(Entries from a visual dataset)
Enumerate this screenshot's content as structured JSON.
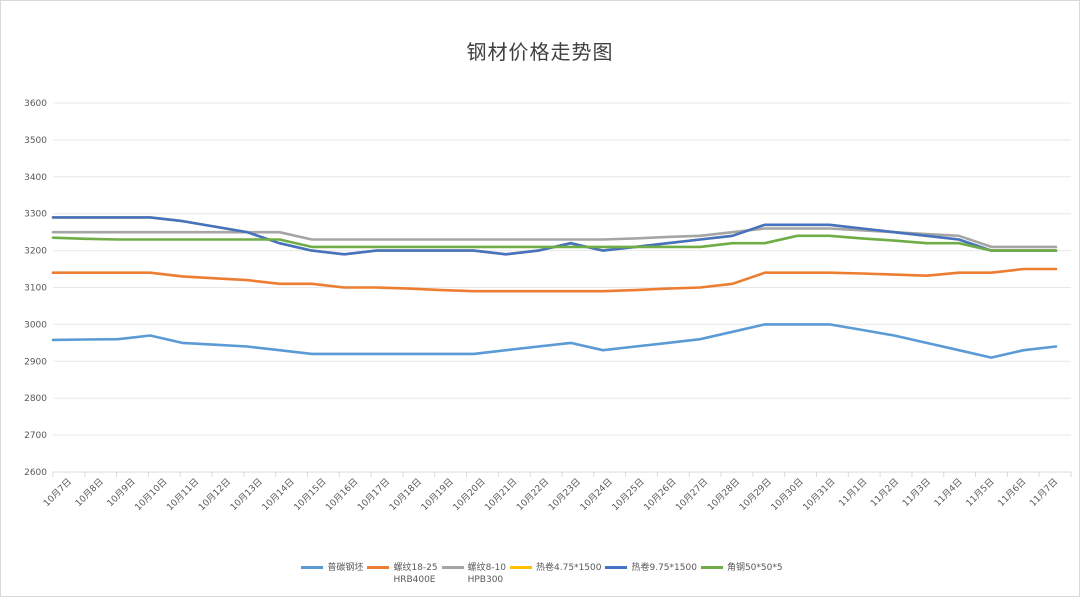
{
  "chart_data": {
    "type": "line",
    "title": "钢材价格走势图",
    "xlabel": "",
    "ylabel": "",
    "ylim": [
      2600,
      3600
    ],
    "yticks": [
      2600,
      2700,
      2800,
      2900,
      3000,
      3100,
      3200,
      3300,
      3400,
      3500,
      3600
    ],
    "grid": true,
    "legend_position": "bottom",
    "categories": [
      "10月7日",
      "10月8日",
      "10月9日",
      "10月10日",
      "10月11日",
      "10月12日",
      "10月13日",
      "10月14日",
      "10月15日",
      "10月16日",
      "10月17日",
      "10月18日",
      "10月19日",
      "10月20日",
      "10月21日",
      "10月22日",
      "10月23日",
      "10月24日",
      "10月25日",
      "10月26日",
      "10月27日",
      "10月28日",
      "10月29日",
      "10月30日",
      "10月31日",
      "11月1日",
      "11月2日",
      "11月3日",
      "11月4日",
      "11月5日",
      "11月6日",
      "11月7日"
    ],
    "series": [
      {
        "name": "普碳钢坯",
        "color": "#5b9bd5",
        "values": [
          2958,
          2959,
          2960,
          2970,
          2950,
          2945,
          2940,
          2930,
          2920,
          2920,
          2920,
          2920,
          2920,
          2920,
          2930,
          2940,
          2950,
          2930,
          2940,
          2950,
          2960,
          2980,
          3000,
          3000,
          3000,
          2985,
          2970,
          2950,
          2930,
          2910,
          2930,
          2940
        ]
      },
      {
        "name": "螺纹18-25 HRB400E",
        "color": "#ed7d31",
        "values": [
          3140,
          3140,
          3140,
          3140,
          3130,
          3125,
          3120,
          3110,
          3110,
          3100,
          3100,
          3097,
          3093,
          3090,
          3090,
          3090,
          3090,
          3090,
          3093,
          3097,
          3100,
          3110,
          3140,
          3140,
          3140,
          3138,
          3135,
          3132,
          3140,
          3140,
          3150,
          3150
        ]
      },
      {
        "name": "螺纹8-10 HPB300",
        "color": "#a5a5a5",
        "values": [
          3250,
          3250,
          3250,
          3250,
          3250,
          3250,
          3250,
          3250,
          3230,
          3230,
          3230,
          3230,
          3230,
          3230,
          3230,
          3230,
          3230,
          3230,
          3233,
          3237,
          3240,
          3250,
          3260,
          3260,
          3260,
          3255,
          3250,
          3245,
          3240,
          3210,
          3210,
          3210
        ]
      },
      {
        "name": "热卷4.75*1500",
        "color": "#ffc000",
        "values": [
          3290,
          3290,
          3290,
          3290,
          3280,
          3265,
          3250,
          3220,
          3200,
          3190,
          3200,
          3200,
          3200,
          3200,
          3190,
          3200,
          3220,
          3200,
          3210,
          3220,
          3230,
          3240,
          3270,
          3270,
          3270,
          3260,
          3250,
          3240,
          3230,
          3200,
          3200,
          3200
        ]
      },
      {
        "name": "热卷9.75*1500",
        "color": "#4472c4",
        "values": [
          3290,
          3290,
          3290,
          3290,
          3280,
          3265,
          3250,
          3220,
          3200,
          3190,
          3200,
          3200,
          3200,
          3200,
          3190,
          3200,
          3220,
          3200,
          3210,
          3220,
          3230,
          3240,
          3270,
          3270,
          3270,
          3260,
          3250,
          3240,
          3230,
          3200,
          3200,
          3200
        ]
      },
      {
        "name": "角钢50*50*5",
        "color": "#70ad47",
        "values": [
          3235,
          3232,
          3230,
          3230,
          3230,
          3230,
          3230,
          3230,
          3210,
          3210,
          3210,
          3210,
          3210,
          3210,
          3210,
          3210,
          3210,
          3210,
          3210,
          3210,
          3210,
          3220,
          3220,
          3240,
          3240,
          3233,
          3227,
          3220,
          3220,
          3200,
          3200,
          3200
        ]
      }
    ]
  },
  "legend": [
    {
      "line1": "普碳钢坯",
      "line2": ""
    },
    {
      "line1": "螺纹18-25",
      "line2": "HRB400E"
    },
    {
      "line1": "螺纹8-10",
      "line2": "HPB300"
    },
    {
      "line1": "热卷4.75*1500",
      "line2": ""
    },
    {
      "line1": "热卷9.75*1500",
      "line2": ""
    },
    {
      "line1": "角钢50*50*5",
      "line2": ""
    }
  ]
}
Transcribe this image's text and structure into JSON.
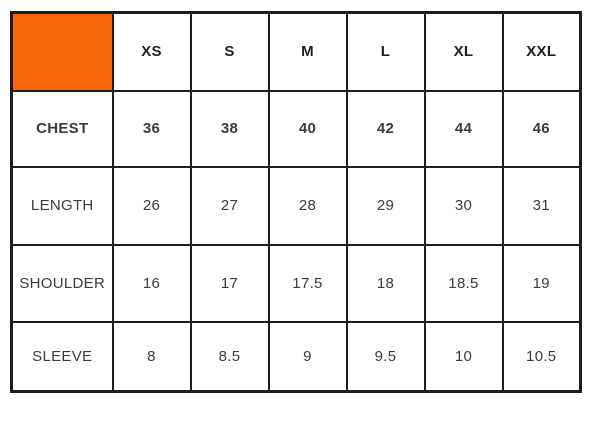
{
  "colors": {
    "accent_orange": "#f8660b",
    "border": "#1d1d1d",
    "text_regular": "#3c3c3c",
    "text_bold": "#212121"
  },
  "chart_data": {
    "type": "table",
    "title": "",
    "corner_cell": "",
    "categories": [
      "XS",
      "S",
      "M",
      "L",
      "XL",
      "XXL"
    ],
    "rows": [
      {
        "label": "CHEST",
        "values": [
          "36",
          "38",
          "40",
          "42",
          "44",
          "46"
        ]
      },
      {
        "label": "LENGTH",
        "values": [
          "26",
          "27",
          "28",
          "29",
          "30",
          "31"
        ]
      },
      {
        "label": "SHOULDER",
        "values": [
          "16",
          "17",
          "17.5",
          "18",
          "18.5",
          "19"
        ]
      },
      {
        "label": "SLEEVE",
        "values": [
          "8",
          "8.5",
          "9",
          "9.5",
          "10",
          "10.5"
        ]
      }
    ]
  }
}
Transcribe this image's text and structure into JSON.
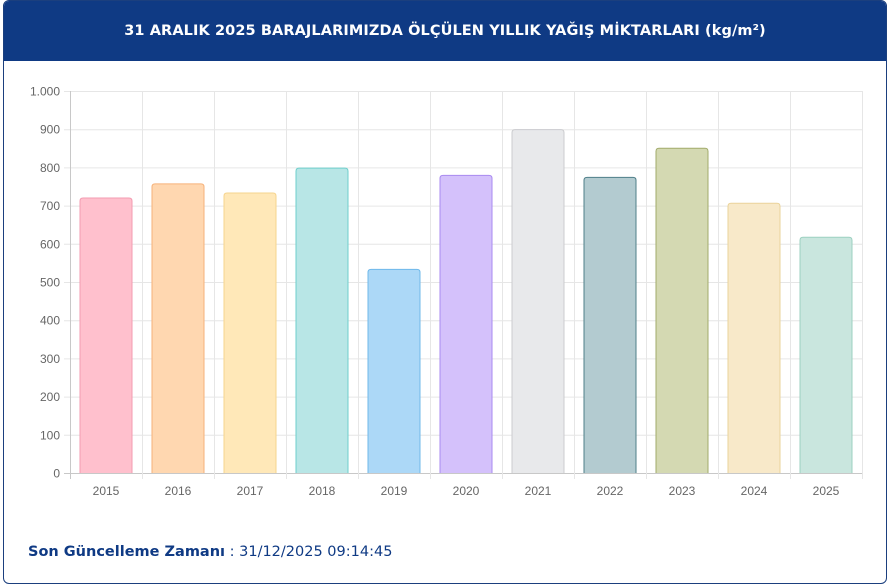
{
  "header": {
    "title": "31 ARALIK 2025 BARAJLARIMIZDA ÖLÇÜLEN YILLIK YAĞIŞ MİKTARLARI (kg/m²)"
  },
  "footer": {
    "label": "Son Güncelleme Zamanı",
    "separator": " : ",
    "value": "31/12/2025 09:14:45"
  },
  "chart_data": {
    "type": "bar",
    "title": "31 ARALIK 2025 BARAJLARIMIZDA ÖLÇÜLEN YILLIK YAĞIŞ MİKTARLARI (kg/m²)",
    "xlabel": "",
    "ylabel": "",
    "categories": [
      "2015",
      "2016",
      "2017",
      "2018",
      "2019",
      "2020",
      "2021",
      "2022",
      "2023",
      "2024",
      "2025"
    ],
    "values": [
      720,
      757,
      733,
      798,
      533,
      779,
      899,
      774,
      850,
      706,
      617
    ],
    "ylim": [
      0,
      1000
    ],
    "yticks": [
      0,
      100,
      200,
      300,
      400,
      500,
      600,
      700,
      800,
      900,
      1000
    ],
    "ytick_labels": [
      "0",
      "100",
      "200",
      "300",
      "400",
      "500",
      "600",
      "700",
      "800",
      "900",
      "1.000"
    ],
    "grid": true,
    "legend": "none",
    "fill_colors": [
      "#ffc0cd",
      "#ffd7b0",
      "#ffe8b8",
      "#b8e6e6",
      "#acd8f7",
      "#d4c1fb",
      "#e8e9eb",
      "#b3cbd0",
      "#d4d9b2",
      "#f8e9c9",
      "#c9e6de"
    ],
    "stroke_colors": [
      "#f39bb1",
      "#f6b27a",
      "#f6d48e",
      "#6ecfcc",
      "#6fb8ea",
      "#a98af0",
      "#cbcccf",
      "#4f7f89",
      "#a2ab6b",
      "#ead39a",
      "#9cd0c0"
    ]
  }
}
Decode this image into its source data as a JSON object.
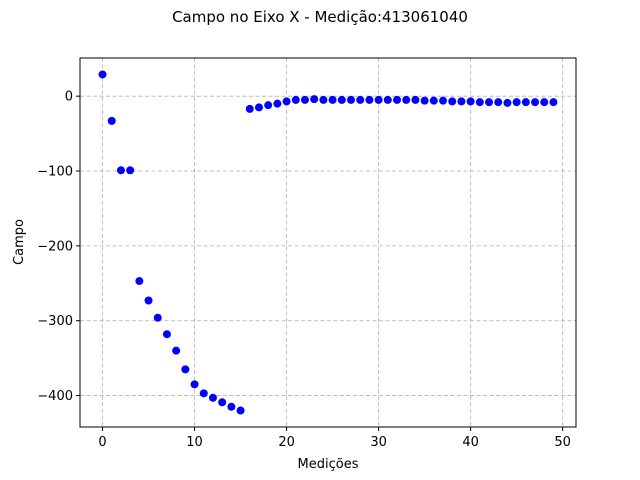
{
  "chart_data": {
    "type": "scatter",
    "title": "Campo no Eixo X - Medição:413061040",
    "xlabel": "Medições",
    "ylabel": "Campo",
    "xlim": [
      -2.45,
      51.45
    ],
    "ylim": [
      -442,
      51
    ],
    "xticks": [
      0,
      10,
      20,
      30,
      40,
      50
    ],
    "yticks": [
      0,
      -100,
      -200,
      -300,
      -400
    ],
    "xtick_labels": [
      "0",
      "10",
      "20",
      "30",
      "40",
      "50"
    ],
    "ytick_labels": [
      "0",
      "−100",
      "−200",
      "−300",
      "−400"
    ],
    "grid": true,
    "marker_color": "#0000ff",
    "series": [
      {
        "x": [
          0,
          1,
          2,
          3,
          4,
          5,
          6,
          7,
          8,
          9,
          10,
          11,
          12,
          13,
          14,
          15,
          16,
          17,
          18,
          19,
          20,
          21,
          22,
          23,
          24,
          25,
          26,
          27,
          28,
          29,
          30,
          31,
          32,
          33,
          34,
          35,
          36,
          37,
          38,
          39,
          40,
          41,
          42,
          43,
          44,
          45,
          46,
          47,
          48,
          49
        ],
        "y": [
          29,
          -33,
          -99,
          -99,
          -247,
          -273,
          -296,
          -318,
          -340,
          -365,
          -385,
          -397,
          -403,
          -409,
          -415,
          -420,
          -17,
          -15,
          -12,
          -10,
          -7,
          -5,
          -5,
          -4,
          -5,
          -5,
          -5,
          -5,
          -5,
          -5,
          -5,
          -5,
          -5,
          -5,
          -5,
          -6,
          -6,
          -6,
          -7,
          -7,
          -7,
          -8,
          -8,
          -8,
          -9,
          -8,
          -8,
          -8,
          -8,
          -8
        ]
      }
    ]
  }
}
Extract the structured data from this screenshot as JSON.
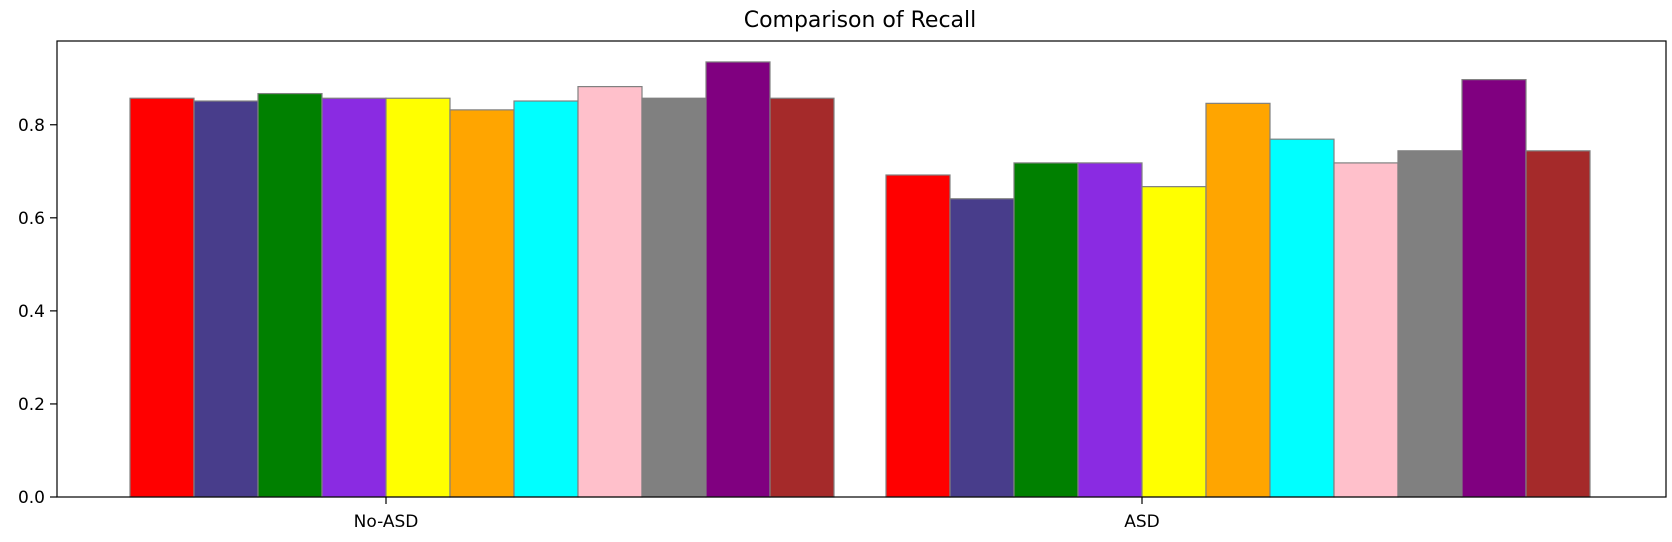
{
  "chart_data": {
    "type": "bar",
    "title": "Comparison of Recall",
    "xlabel": "",
    "ylabel": "",
    "categories": [
      "No-ASD",
      "ASD"
    ],
    "ylim": [
      0,
      0.98
    ],
    "yticks": [
      0.0,
      0.2,
      0.4,
      0.6,
      0.8
    ],
    "ytick_labels": [
      "0.0",
      "0.2",
      "0.4",
      "0.6",
      "0.8"
    ],
    "grid": false,
    "legend": "none",
    "bar_edge_color": "#808080",
    "series": [
      {
        "color": "#ff0000",
        "values": [
          0.857,
          0.692
        ]
      },
      {
        "color": "#483d8b",
        "values": [
          0.851,
          0.641
        ]
      },
      {
        "color": "#008000",
        "values": [
          0.867,
          0.718
        ]
      },
      {
        "color": "#8a2be2",
        "values": [
          0.857,
          0.718
        ]
      },
      {
        "color": "#ffff00",
        "values": [
          0.857,
          0.667
        ]
      },
      {
        "color": "#ffa500",
        "values": [
          0.832,
          0.846
        ]
      },
      {
        "color": "#00ffff",
        "values": [
          0.851,
          0.769
        ]
      },
      {
        "color": "#ffc0cb",
        "values": [
          0.882,
          0.718
        ]
      },
      {
        "color": "#808080",
        "values": [
          0.857,
          0.744
        ]
      },
      {
        "color": "#800080",
        "values": [
          0.935,
          0.897
        ]
      },
      {
        "color": "#a52a2a",
        "values": [
          0.857,
          0.744
        ]
      }
    ]
  }
}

**WHAT THE EXERCISE ASKS**
Copy each line above that contains the string "this".

**REPLY**
Enumerate this screenshot's content as structured JSON.
Transcribe this image's text and structure into JSON.
Transcribe this image's text and structure into JSON.
Decode this image into its source data as a JSON object.
Extract the structured data from this screenshot as JSON.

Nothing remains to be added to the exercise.